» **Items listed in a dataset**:
══════════
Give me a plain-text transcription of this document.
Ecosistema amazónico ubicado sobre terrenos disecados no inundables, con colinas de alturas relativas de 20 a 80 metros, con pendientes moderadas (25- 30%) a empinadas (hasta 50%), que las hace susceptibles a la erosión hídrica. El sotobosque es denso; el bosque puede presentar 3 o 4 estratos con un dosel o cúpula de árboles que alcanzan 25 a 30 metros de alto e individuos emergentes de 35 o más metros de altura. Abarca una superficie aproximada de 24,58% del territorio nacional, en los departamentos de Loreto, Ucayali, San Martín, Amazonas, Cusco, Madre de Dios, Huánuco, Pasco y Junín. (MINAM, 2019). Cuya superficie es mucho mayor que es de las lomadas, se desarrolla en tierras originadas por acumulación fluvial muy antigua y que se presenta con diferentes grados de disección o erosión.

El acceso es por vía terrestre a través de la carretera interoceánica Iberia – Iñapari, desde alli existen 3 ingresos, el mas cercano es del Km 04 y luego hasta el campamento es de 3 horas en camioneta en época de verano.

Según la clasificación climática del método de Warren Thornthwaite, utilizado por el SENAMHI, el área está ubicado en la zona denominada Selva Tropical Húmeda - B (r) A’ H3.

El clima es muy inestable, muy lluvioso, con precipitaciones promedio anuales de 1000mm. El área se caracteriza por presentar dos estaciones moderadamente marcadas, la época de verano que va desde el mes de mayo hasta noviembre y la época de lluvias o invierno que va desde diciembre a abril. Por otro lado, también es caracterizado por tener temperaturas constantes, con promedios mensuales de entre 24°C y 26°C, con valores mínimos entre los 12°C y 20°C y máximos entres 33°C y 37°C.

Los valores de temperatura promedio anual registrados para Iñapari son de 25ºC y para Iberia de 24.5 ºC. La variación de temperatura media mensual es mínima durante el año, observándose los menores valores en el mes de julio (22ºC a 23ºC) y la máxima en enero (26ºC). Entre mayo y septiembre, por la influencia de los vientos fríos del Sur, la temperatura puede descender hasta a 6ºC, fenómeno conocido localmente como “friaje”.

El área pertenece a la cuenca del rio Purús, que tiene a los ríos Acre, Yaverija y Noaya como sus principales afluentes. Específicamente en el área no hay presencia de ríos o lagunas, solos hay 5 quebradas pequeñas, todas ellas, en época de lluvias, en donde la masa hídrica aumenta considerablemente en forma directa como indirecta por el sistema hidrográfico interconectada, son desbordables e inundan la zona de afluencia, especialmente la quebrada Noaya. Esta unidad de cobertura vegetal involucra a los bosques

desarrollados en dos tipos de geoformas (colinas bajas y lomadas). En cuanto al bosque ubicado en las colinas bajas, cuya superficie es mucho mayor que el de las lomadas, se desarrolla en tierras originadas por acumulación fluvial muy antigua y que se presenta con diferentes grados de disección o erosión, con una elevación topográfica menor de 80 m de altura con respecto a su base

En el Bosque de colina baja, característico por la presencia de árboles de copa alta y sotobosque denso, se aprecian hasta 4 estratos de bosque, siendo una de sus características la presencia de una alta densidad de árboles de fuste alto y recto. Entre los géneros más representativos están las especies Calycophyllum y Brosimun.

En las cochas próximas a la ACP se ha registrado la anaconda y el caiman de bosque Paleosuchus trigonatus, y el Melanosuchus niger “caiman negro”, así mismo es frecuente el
══════════
Make an exact copy of the listing, including every line.

Give me a plain-text transcription of this document.
Ecosistema amazónico ubicado sobre terrenos disecados no inundables, con colinas de alturas relativas de 20 a 80 metros, con pendientes moderadas (25- 30%) a empinadas (hasta 50%), que las hace susceptibles a la erosión hídrica. El sotobosque es denso; el bosque puede presentar 3 o 4 estratos con un dosel o cúpula de árboles que alcanzan 25 a 30 metros de alto e individuos emergentes de 35 o más metros de altura. Abarca una superficie aproximada de 24,58% del territorio nacional, en los departamentos de Loreto, Ucayali, San Martín, Amazonas, Cusco, Madre de Dios, Huánuco, Pasco y Junín. (MINAM, 2019). Cuya superficie es mucho mayor que es de las lomadas, se desarrolla en tierras originadas por acumulación fluvial muy antigua y que se presenta con diferentes grados de disección o erosión.

El acceso es por vía terrestre a través de la carretera interoceánica Iberia – Iñapari, desde alli existen 3 ingresos, el mas cercano es del Km 04 y luego hasta el campamento es de 3 horas en camioneta en época de verano.

Según la clasificación climática del método de Warren Thornthwaite, utilizado por el SENAMHI, el área está ubicado en la zona denominada Selva Tropical Húmeda - B (r) A’ H3.

El clima es muy inestable, muy lluvioso, con precipitaciones promedio anuales de 1000mm. El área se caracteriza por presentar dos estaciones moderadamente marcadas, la época de verano que va desde el mes de mayo hasta noviembre y la época de lluvias o invierno que va desde diciembre a abril. Por otro lado, también es caracterizado por tener temperaturas constantes, con promedios mensuales de entre 24°C y 26°C, con valores mínimos entre los 12°C y 20°C y máximos entres 33°C y 37°C.

Los valores de temperatura promedio anual registrados para Iñapari son de 25ºC y para Iberia de 24.5 ºC. La variación de temperatura media mensual es mínima durante el año, observándose los menores valores en el mes de julio (22ºC a 23ºC) y la máxima en enero (26ºC). Entre mayo y septiembre, por la influencia de los vientos fríos del Sur, la temperatura puede descender hasta a 6ºC, fenómeno conocido localmente como “friaje”.

El área pertenece a la cuenca del rio Purús, que tiene a los ríos Acre, Yaverija y Noaya como sus principales afluentes. Específicamente en el área no hay presencia de ríos o lagunas, solos hay 5 quebradas pequeñas, todas ellas, en época de lluvias, en donde la masa hídrica aumenta considerablemente en forma directa como indirecta por el sistema hidrográfico interconectada, son desbordables e inundan la zona de afluencia, especialmente la quebrada Noaya. Esta unidad de cobertura vegetal involucra a los bosques

desarrollados en dos tipos de geoformas (colinas bajas y lomadas). En cuanto al bosque ubicado en las colinas bajas, cuya superficie es mucho mayor que el de las lomadas, se desarrolla en tierras originadas por acumulación fluvial muy antigua y que se presenta con diferentes grados de disección o erosión, con una elevación topográfica menor de 80 m de altura con respecto a su base

En el Bosque de colina baja, característico por la presencia de árboles de copa alta y sotobosque denso, se aprecian hasta 4 estratos de bosque, siendo una de sus características la presencia de una alta densidad de árboles de fuste alto y recto. Entre los géneros más representativos están las especies Calycophyllum y Brosimun.

En las cochas próximas a la ACP se ha registrado la anaconda y el caiman de bosque Paleosuchus trigonatus, y el Melanosuchus niger “caiman negro”, así mismo es frecuente el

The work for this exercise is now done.